Instructions for the task: Each line that includes the string "相聲瓦舍" counts once; give the total and nothing else.

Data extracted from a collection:
begin
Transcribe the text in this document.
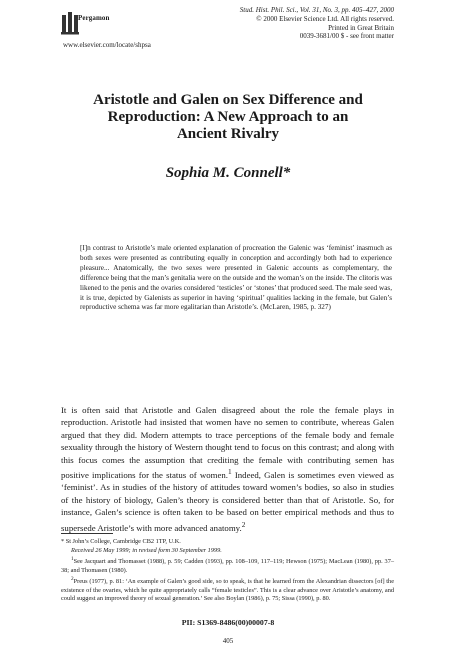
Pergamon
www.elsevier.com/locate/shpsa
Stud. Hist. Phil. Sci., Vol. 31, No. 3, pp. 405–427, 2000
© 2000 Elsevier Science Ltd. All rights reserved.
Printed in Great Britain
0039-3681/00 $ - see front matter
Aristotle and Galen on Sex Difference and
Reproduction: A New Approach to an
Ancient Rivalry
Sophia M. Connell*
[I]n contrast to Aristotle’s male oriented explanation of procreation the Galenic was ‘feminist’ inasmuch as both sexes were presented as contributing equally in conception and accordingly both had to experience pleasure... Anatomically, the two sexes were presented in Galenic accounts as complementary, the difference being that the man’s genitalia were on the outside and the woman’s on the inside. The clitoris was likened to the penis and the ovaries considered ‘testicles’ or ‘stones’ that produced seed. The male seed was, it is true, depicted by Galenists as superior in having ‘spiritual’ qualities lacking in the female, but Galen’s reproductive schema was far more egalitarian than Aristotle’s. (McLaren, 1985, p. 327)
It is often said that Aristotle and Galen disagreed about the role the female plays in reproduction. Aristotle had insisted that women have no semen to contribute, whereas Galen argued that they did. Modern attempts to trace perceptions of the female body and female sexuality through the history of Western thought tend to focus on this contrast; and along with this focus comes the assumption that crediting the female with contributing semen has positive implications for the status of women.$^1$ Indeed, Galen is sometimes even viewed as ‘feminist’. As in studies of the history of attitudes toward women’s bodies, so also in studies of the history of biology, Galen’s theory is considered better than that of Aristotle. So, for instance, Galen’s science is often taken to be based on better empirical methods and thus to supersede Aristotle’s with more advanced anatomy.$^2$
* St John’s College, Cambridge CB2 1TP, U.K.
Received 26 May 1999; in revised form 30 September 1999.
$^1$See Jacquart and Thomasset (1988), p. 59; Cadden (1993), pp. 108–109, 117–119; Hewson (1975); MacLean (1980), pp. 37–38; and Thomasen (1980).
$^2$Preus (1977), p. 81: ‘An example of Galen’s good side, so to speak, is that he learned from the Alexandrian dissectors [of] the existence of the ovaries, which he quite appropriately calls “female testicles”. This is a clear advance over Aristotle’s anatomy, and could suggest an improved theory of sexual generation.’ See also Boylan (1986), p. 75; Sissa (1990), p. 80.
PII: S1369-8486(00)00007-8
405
end
begin
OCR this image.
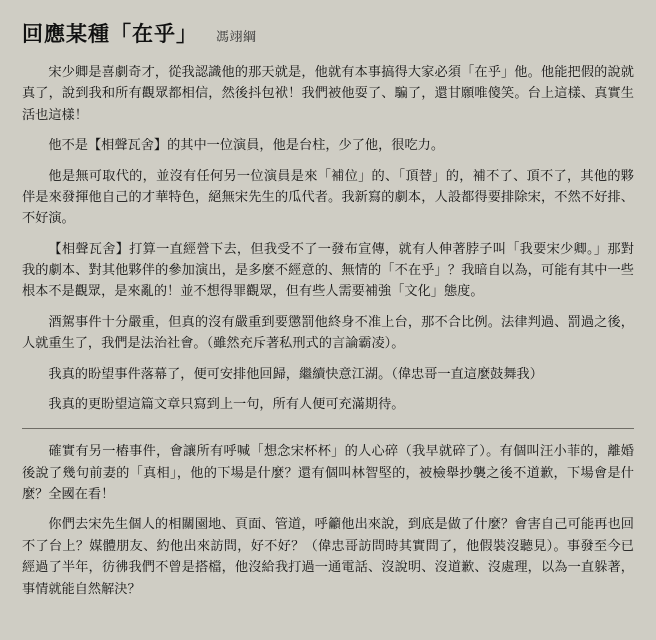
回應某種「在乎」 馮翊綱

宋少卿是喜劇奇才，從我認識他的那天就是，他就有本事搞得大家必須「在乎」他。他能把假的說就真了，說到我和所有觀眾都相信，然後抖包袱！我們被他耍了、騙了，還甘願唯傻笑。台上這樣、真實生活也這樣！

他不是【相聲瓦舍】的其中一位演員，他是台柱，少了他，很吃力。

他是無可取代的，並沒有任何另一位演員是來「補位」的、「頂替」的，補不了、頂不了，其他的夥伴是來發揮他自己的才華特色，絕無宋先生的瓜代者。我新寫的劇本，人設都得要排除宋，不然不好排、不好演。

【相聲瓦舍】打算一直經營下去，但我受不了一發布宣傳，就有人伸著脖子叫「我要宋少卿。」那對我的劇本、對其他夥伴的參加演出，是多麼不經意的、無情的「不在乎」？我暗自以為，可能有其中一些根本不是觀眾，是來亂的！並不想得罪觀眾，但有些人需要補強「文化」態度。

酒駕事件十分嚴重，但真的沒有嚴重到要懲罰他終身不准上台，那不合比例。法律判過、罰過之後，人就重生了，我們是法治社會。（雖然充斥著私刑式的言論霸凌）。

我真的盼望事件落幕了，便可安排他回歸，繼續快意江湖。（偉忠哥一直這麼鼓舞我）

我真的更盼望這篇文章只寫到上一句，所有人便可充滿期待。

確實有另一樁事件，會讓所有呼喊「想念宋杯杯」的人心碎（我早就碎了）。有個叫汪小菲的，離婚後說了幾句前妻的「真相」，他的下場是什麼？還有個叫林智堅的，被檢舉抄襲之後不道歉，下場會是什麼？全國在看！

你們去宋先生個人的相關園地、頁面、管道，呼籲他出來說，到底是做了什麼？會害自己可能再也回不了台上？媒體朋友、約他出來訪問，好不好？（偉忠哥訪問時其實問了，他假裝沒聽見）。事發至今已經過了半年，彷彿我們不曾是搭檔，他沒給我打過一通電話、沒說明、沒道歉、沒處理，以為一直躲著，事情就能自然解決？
end
begin
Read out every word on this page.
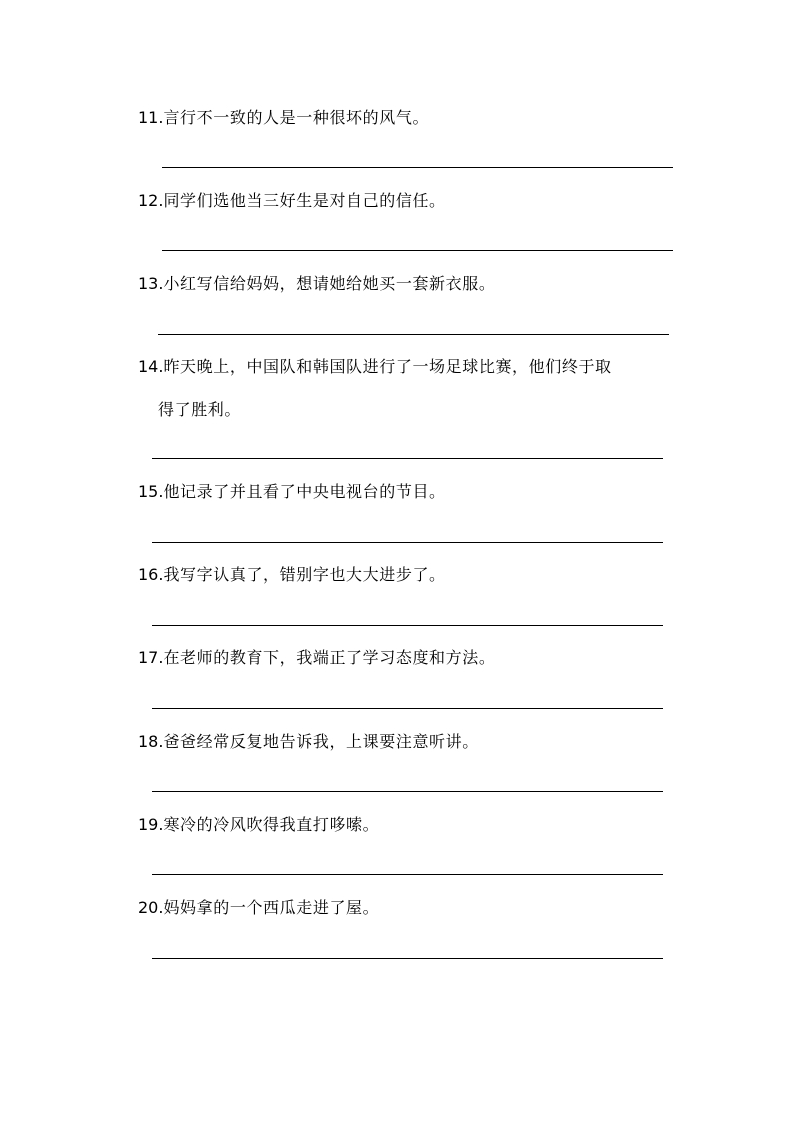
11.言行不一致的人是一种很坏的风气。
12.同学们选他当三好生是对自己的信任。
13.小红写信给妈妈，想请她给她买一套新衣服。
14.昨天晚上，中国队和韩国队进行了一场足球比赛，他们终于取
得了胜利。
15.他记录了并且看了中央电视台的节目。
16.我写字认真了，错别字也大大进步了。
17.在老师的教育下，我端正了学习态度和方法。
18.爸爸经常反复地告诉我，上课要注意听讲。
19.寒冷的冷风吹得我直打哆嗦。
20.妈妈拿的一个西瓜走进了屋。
end
Result for this task: 2